_Source material_:
◆ ◆ ◆ ◆
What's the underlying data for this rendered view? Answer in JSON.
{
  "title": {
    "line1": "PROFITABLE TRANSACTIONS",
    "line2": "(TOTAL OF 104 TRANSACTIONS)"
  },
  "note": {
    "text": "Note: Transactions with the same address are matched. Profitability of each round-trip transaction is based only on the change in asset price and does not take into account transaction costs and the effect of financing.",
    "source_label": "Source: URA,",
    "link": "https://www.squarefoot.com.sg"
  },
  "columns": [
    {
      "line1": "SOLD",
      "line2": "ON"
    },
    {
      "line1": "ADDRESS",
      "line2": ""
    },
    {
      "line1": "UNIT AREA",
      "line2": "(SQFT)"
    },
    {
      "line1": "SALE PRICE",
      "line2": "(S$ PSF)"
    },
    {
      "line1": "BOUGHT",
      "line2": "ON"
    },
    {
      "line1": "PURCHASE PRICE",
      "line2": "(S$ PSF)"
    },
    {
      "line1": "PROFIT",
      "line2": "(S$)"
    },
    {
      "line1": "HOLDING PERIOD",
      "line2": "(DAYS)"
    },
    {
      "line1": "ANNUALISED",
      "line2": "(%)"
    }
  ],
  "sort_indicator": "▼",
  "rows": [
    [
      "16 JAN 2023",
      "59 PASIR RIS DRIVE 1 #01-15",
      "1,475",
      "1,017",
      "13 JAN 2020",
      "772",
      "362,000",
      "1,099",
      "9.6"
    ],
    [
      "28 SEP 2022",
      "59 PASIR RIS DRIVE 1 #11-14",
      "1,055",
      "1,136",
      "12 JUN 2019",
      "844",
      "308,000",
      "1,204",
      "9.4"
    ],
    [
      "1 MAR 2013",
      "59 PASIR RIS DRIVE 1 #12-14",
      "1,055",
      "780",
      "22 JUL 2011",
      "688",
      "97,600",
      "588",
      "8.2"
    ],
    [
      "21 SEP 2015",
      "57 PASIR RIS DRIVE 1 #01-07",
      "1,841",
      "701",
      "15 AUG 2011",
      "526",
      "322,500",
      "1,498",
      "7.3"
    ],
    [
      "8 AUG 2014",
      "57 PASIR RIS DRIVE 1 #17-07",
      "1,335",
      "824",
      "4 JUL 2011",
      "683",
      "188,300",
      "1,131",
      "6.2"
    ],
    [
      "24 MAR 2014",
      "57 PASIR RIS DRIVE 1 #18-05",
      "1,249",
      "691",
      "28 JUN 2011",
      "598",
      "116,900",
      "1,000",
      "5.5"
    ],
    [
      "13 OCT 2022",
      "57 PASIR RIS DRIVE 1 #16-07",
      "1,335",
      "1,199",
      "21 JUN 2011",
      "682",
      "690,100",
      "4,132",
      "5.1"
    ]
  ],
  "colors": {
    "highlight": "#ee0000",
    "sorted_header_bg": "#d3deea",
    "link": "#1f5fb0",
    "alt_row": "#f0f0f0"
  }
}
◆ ◆ ◆ ◆
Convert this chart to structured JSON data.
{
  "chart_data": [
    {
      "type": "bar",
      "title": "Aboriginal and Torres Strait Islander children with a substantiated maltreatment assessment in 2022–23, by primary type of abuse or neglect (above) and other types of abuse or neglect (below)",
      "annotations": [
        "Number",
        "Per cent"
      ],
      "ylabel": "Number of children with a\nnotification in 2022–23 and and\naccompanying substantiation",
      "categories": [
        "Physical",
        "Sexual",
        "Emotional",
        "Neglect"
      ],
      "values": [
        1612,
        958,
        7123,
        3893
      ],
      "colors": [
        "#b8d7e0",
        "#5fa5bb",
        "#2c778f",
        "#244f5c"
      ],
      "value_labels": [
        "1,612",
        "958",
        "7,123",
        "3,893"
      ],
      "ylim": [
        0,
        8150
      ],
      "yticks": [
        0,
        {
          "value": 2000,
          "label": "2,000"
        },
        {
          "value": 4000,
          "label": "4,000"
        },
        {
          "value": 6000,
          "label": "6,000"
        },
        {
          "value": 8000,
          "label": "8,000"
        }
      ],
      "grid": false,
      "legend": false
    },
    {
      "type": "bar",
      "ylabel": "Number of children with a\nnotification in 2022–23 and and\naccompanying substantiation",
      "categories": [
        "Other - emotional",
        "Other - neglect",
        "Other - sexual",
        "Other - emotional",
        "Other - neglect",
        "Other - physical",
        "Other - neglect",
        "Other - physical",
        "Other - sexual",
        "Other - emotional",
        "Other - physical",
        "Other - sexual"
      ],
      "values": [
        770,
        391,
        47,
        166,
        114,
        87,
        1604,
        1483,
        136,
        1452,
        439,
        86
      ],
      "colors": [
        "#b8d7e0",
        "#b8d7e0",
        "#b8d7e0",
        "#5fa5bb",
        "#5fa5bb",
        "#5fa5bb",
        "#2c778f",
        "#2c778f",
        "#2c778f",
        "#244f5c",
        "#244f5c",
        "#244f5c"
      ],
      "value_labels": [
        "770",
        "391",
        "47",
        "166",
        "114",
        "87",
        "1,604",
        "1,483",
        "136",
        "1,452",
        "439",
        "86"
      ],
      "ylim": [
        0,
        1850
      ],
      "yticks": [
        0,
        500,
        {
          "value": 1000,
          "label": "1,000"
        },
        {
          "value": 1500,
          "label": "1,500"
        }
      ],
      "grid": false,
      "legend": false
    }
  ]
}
◆ ◆ ◆ ◆
_Aim_: Only the number should be given: how many lines of the data contain the word "link"?

_Full output_: 2